SET PROBLEM: Reproduce all the lines below exactly and omit the images.

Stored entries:
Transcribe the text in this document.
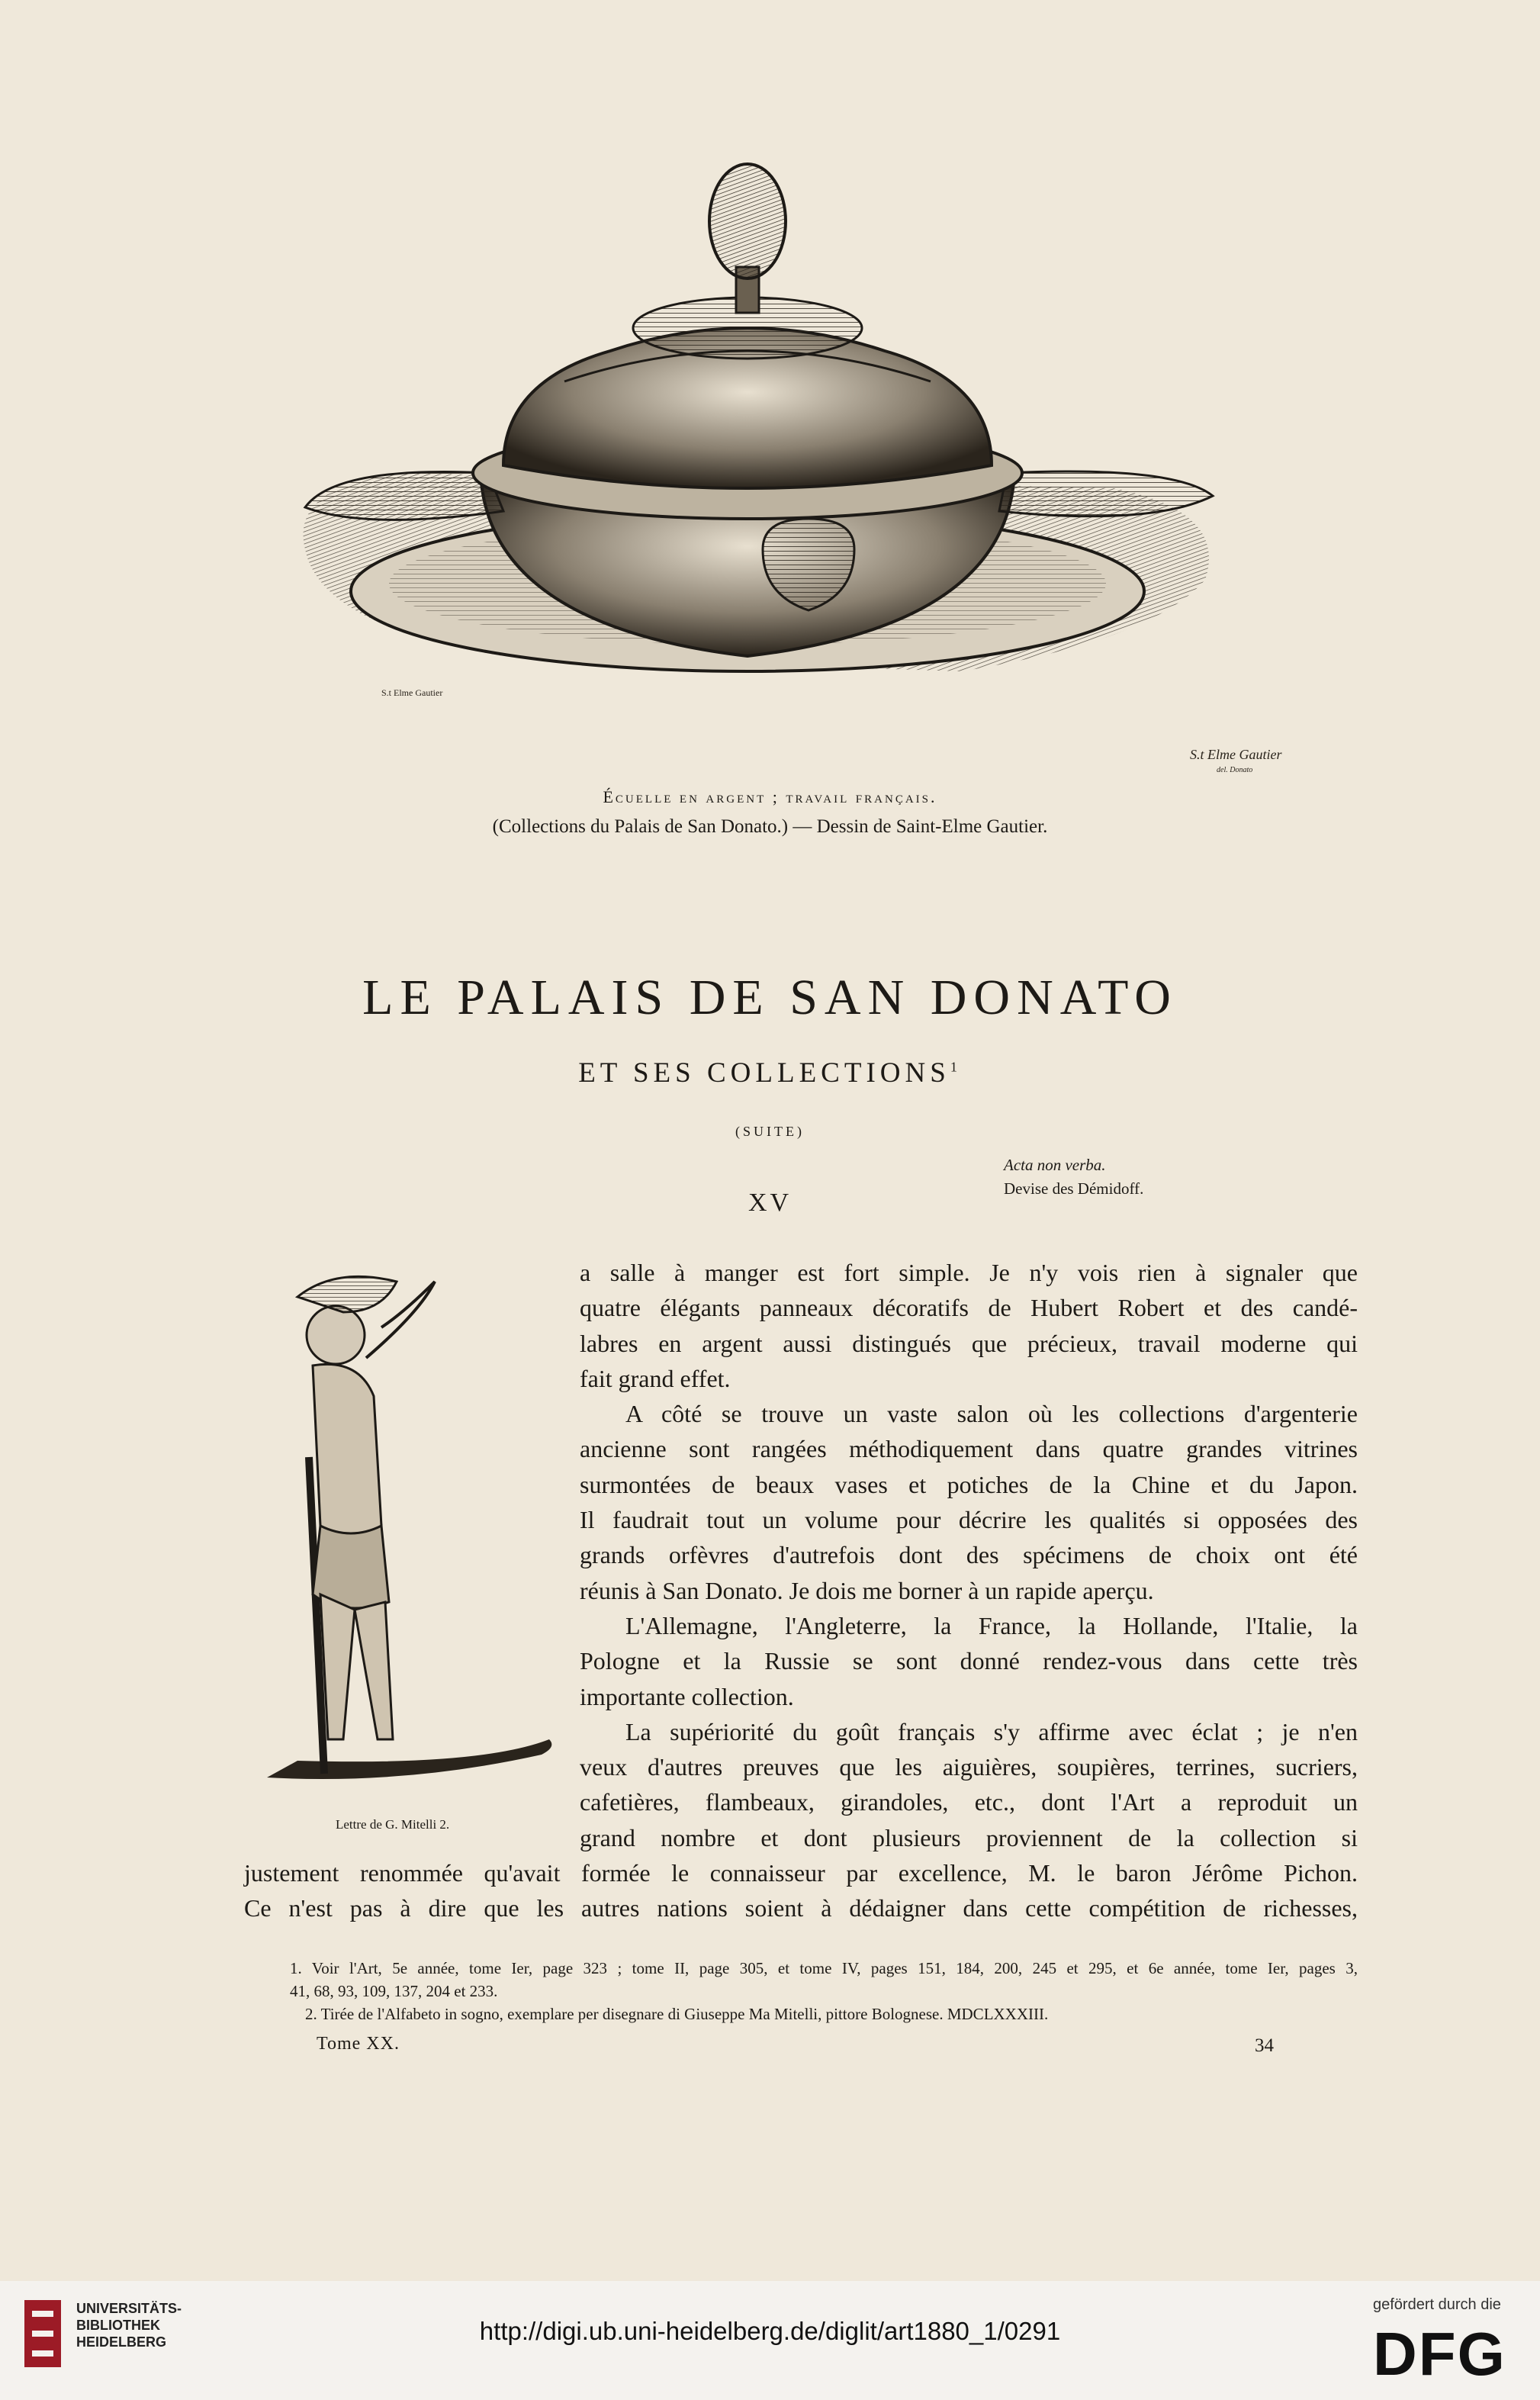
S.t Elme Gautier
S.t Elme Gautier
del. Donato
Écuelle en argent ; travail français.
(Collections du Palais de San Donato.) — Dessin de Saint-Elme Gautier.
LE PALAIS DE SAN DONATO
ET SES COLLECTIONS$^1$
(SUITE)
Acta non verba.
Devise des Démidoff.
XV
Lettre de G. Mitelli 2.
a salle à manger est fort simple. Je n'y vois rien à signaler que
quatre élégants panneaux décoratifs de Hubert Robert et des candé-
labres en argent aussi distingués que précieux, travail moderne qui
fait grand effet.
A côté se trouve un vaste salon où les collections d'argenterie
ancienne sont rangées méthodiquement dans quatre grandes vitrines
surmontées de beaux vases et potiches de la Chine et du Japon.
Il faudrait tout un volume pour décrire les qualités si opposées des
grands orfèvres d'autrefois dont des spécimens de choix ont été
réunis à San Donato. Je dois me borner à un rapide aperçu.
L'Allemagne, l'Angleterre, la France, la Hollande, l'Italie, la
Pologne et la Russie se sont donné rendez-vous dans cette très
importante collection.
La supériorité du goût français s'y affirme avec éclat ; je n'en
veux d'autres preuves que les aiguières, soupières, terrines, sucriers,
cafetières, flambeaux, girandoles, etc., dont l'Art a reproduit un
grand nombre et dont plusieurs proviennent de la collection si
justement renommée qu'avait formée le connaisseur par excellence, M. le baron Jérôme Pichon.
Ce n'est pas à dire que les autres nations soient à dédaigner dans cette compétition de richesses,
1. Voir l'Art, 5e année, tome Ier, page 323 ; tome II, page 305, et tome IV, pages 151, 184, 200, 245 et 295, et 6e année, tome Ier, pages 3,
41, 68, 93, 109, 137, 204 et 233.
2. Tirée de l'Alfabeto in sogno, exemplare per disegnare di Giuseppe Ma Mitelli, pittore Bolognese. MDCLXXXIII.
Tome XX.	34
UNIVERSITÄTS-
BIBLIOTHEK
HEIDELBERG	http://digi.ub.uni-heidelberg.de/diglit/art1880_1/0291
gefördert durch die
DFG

EXPECTED OUTPUT:
Transcribe the text in this document.
S.t Elme Gautier
S.t Elme Gautier
del. Donato
Écuelle en argent ; travail français.
(Collections du Palais de San Donato.) — Dessin de Saint-Elme Gautier.
LE PALAIS DE SAN DONATO
ET SES COLLECTIONS$^1$
(SUITE)
Acta non verba.
Devise des Démidoff.
XV
Lettre de G. Mitelli 2.
a salle à manger est fort simple. Je n'y vois rien à signaler que
quatre élégants panneaux décoratifs de Hubert Robert et des candé-
labres en argent aussi distingués que précieux, travail moderne qui
fait grand effet.
A côté se trouve un vaste salon où les collections d'argenterie
ancienne sont rangées méthodiquement dans quatre grandes vitrines
surmontées de beaux vases et potiches de la Chine et du Japon.
Il faudrait tout un volume pour décrire les qualités si opposées des
grands orfèvres d'autrefois dont des spécimens de choix ont été
réunis à San Donato. Je dois me borner à un rapide aperçu.
L'Allemagne, l'Angleterre, la France, la Hollande, l'Italie, la
Pologne et la Russie se sont donné rendez-vous dans cette très
importante collection.
La supériorité du goût français s'y affirme avec éclat ; je n'en
veux d'autres preuves que les aiguières, soupières, terrines, sucriers,
cafetières, flambeaux, girandoles, etc., dont l'Art a reproduit un
grand nombre et dont plusieurs proviennent de la collection si
justement renommée qu'avait formée le connaisseur par excellence, M. le baron Jérôme Pichon.
Ce n'est pas à dire que les autres nations soient à dédaigner dans cette compétition de richesses,
1. Voir l'Art, 5e année, tome Ier, page 323 ; tome II, page 305, et tome IV, pages 151, 184, 200, 245 et 295, et 6e année, tome Ier, pages 3,
41, 68, 93, 109, 137, 204 et 233.
2. Tirée de l'Alfabeto in sogno, exemplare per disegnare di Giuseppe Ma Mitelli, pittore Bolognese. MDCLXXXIII.
Tome XX.	34
UNIVERSITÄTS-
BIBLIOTHEK
HEIDELBERG	http://digi.ub.uni-heidelberg.de/diglit/art1880_1/0291
gefördert durch die
DFG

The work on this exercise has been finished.